* EXERCISE GOAL *
Copy every line from the material below that holds "object".

══ ENTRIES SHOWN ══

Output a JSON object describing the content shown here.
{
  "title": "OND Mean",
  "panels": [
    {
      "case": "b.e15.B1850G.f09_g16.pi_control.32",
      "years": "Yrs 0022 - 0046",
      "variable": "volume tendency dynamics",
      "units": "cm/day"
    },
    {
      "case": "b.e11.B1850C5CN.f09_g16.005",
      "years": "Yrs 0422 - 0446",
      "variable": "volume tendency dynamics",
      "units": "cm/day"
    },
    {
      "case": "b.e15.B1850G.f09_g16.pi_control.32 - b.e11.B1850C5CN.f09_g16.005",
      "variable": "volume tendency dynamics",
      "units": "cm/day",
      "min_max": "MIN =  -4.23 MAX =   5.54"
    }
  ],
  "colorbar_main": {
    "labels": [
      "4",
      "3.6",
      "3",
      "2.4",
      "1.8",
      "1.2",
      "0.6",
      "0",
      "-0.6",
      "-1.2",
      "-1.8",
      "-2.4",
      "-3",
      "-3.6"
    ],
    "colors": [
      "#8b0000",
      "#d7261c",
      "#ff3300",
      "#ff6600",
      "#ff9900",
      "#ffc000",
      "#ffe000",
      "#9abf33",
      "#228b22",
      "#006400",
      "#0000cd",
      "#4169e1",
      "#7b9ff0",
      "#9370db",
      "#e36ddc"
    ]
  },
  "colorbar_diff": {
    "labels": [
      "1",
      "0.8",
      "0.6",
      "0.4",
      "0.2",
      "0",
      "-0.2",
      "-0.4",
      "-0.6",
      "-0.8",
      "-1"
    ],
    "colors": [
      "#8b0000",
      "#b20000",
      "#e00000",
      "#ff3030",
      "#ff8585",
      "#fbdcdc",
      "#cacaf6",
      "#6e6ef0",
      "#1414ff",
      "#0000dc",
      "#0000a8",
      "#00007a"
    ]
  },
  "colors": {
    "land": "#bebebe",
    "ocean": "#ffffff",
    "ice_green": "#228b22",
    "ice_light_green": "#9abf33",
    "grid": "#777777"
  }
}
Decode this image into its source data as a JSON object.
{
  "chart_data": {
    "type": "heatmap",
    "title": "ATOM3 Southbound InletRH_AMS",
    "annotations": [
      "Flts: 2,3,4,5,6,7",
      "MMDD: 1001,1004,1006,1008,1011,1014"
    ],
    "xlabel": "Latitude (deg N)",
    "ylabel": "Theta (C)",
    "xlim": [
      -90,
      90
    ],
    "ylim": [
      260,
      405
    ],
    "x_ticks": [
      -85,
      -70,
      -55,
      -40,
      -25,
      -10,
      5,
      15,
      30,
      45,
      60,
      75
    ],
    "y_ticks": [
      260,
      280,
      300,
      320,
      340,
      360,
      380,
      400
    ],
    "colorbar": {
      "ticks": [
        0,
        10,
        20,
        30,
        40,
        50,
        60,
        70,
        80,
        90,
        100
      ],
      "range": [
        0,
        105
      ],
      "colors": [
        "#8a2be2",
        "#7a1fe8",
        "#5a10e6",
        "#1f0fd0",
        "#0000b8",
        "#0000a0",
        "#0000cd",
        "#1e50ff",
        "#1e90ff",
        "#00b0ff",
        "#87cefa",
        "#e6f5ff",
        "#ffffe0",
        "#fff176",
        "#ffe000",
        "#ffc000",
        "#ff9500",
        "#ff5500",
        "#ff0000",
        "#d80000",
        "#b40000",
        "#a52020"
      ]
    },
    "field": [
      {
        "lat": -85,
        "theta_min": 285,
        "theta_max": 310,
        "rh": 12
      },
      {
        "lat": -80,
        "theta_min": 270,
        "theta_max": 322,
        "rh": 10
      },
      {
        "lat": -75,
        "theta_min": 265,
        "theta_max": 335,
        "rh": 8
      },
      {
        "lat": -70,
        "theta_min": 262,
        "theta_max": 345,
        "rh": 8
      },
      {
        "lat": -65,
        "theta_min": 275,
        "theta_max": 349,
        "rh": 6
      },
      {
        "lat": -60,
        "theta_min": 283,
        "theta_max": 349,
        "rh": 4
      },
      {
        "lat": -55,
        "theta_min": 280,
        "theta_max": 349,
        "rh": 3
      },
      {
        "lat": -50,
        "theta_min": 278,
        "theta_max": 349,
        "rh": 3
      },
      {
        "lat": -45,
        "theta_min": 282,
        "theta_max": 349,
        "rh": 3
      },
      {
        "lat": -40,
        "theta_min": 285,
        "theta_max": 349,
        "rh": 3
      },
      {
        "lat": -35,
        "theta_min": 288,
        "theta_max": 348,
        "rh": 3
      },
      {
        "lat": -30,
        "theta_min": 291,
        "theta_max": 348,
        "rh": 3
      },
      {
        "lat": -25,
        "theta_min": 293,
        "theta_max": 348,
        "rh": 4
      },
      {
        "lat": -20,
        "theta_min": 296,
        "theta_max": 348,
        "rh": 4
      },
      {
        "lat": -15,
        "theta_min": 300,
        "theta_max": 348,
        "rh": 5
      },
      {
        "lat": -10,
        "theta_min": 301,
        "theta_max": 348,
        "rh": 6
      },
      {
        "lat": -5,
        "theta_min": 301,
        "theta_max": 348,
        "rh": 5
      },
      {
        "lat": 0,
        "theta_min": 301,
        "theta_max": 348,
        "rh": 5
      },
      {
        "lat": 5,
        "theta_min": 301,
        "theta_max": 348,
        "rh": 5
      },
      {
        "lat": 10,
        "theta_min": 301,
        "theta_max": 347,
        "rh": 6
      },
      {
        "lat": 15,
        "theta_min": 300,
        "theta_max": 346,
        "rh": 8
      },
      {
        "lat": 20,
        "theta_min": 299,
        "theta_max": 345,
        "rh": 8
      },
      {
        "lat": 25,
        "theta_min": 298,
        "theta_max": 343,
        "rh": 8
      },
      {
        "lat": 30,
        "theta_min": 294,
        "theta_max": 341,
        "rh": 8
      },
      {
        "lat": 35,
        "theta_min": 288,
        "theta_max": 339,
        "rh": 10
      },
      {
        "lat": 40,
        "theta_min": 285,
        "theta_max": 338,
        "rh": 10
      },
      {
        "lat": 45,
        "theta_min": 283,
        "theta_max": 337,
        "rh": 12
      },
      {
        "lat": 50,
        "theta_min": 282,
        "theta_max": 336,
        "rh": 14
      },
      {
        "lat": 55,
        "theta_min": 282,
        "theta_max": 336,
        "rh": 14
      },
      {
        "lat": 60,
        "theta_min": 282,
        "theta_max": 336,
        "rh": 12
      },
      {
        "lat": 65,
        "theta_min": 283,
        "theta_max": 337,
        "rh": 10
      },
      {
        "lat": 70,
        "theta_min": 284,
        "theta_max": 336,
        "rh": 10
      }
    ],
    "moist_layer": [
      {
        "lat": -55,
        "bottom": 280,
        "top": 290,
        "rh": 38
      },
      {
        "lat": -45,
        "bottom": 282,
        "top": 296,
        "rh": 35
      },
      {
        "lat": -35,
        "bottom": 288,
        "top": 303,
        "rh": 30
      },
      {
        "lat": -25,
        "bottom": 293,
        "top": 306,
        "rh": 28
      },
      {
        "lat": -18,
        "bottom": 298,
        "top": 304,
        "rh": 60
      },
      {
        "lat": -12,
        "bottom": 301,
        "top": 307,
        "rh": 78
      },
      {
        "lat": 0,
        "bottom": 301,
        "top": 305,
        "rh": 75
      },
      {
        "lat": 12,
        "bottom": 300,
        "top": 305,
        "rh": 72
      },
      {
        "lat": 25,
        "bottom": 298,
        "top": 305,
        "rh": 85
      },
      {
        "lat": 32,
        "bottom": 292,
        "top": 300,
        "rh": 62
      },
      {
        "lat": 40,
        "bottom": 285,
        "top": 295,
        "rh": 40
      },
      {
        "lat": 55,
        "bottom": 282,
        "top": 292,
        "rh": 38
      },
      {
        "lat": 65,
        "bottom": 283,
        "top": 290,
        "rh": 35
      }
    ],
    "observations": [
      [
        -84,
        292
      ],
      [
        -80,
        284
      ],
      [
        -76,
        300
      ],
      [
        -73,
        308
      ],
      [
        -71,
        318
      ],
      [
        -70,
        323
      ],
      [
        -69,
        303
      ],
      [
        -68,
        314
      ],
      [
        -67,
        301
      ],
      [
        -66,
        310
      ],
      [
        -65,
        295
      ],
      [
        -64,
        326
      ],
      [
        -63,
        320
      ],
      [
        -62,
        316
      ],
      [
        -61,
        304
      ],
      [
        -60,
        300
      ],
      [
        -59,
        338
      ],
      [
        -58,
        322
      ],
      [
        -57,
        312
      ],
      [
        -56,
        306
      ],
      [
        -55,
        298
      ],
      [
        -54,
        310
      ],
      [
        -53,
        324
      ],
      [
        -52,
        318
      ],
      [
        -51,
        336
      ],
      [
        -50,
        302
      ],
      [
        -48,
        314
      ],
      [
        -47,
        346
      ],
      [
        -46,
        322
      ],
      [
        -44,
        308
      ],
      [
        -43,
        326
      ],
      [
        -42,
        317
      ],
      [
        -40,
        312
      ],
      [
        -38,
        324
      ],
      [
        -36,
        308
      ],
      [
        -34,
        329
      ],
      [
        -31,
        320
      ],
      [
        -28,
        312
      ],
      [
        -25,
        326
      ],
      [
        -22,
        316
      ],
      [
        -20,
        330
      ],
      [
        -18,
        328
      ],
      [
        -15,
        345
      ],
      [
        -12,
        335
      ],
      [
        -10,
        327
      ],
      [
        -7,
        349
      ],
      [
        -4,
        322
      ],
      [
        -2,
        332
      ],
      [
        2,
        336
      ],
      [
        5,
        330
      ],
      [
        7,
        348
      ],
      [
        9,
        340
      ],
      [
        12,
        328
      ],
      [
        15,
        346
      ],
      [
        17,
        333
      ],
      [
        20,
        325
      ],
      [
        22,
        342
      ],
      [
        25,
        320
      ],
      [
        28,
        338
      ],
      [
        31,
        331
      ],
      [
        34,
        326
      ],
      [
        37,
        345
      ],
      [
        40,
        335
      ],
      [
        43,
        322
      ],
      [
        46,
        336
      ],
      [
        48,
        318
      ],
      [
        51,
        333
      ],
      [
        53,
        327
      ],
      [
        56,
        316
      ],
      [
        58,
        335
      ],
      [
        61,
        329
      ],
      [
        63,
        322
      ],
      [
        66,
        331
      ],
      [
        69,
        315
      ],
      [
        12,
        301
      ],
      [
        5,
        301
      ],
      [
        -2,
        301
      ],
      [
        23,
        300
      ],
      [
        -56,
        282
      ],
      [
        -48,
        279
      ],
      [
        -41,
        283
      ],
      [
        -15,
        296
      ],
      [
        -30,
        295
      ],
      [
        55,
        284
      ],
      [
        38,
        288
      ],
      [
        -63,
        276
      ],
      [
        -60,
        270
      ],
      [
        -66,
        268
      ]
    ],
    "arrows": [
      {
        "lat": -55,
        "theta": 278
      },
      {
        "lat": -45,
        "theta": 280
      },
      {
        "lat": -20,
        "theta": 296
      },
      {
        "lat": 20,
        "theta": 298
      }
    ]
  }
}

═══

* FINISHED EXERCISE *
Output a JSON object describing the content shown here.
Decode this image into its source data as a JSON object.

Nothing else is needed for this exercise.